> **Set problem**
Return the count of lines that mention "более", with no other words.

> **Data for this task**
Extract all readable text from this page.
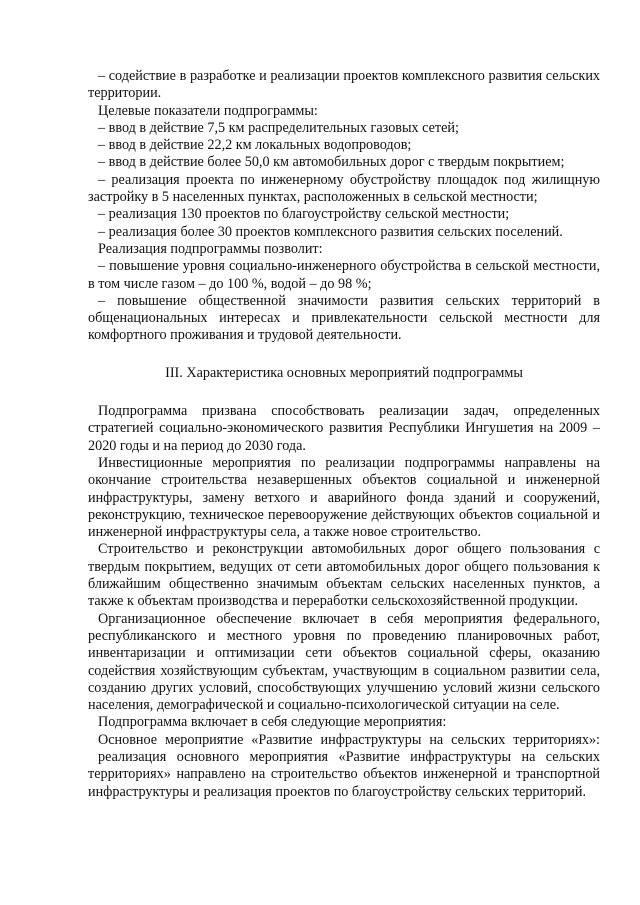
– содействие в разработке и реализации проектов комплексного развития сельских территории.

Целевые показатели подпрограммы:

– ввод в действие 7,5 км распределительных газовых сетей;

– ввод в действие 22,2 км локальных водопроводов;

– ввод в действие более 50,0 км автомобильных дорог с твердым покрытием;

– реализация проекта по инженерному обустройству площадок под жилищную застройку в 5 населенных пунктах, расположенных в сельской местности;

– реализация 130 проектов по благоустройству сельской местности;

– реализация более 30 проектов комплексного развития сельских поселений.

Реализация подпрограммы позволит:

– повышение уровня социально-инженерного обустройства в сельской местности, в том числе газом – до 100 %, водой – до 98 %;

– повышение общественной значимости развития сельских территорий в общенациональных интересах и привлекательности сельской местности для комфортного проживания и трудовой деятельности.

III. Характеристика основных мероприятий подпрограммы

Подпрограмма призвана способствовать реализации задач, определенных стратегией социально-экономического развития Республики Ингушетия на 2009 – 2020 годы и на период до 2030 года.

Инвестиционные мероприятия по реализации подпрограммы направлены на окончание строительства незавершенных объектов социальной и инженерной инфраструктуры, замену ветхого и аварийного фонда зданий и сооружений, реконструкцию, техническое перевооружение действующих объектов социальной и инженерной инфраструктуры села, а также новое строительство.

Строительство и реконструкции автомобильных дорог общего пользования с твердым покрытием, ведущих от сети автомобильных дорог общего пользования к ближайшим общественно значимым объектам сельских населенных пунктов, а также к объектам производства и переработки сельскохозяйственной продукции.

Организационное обеспечение включает в себя мероприятия федерального, республиканского и местного уровня по проведению планировочных работ, инвентаризации и оптимизации сети объектов социальной сферы, оказанию содействия хозяйствующим субъектам, участвующим в социальном развитии села, созданию других условий, способствующих улучшению условий жизни сельского населения, демографической и социально-психологической ситуации на селе.

Подпрограмма включает в себя следующие мероприятия:

Основное мероприятие «Развитие инфраструктуры на сельских территориях»:

реализация основного мероприятия «Развитие инфраструктуры на сельских территориях» направлено на строительство объектов инженерной и транспортной инфраструктуры и реализация проектов по благоустройству сельских территорий.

> **Output below**
2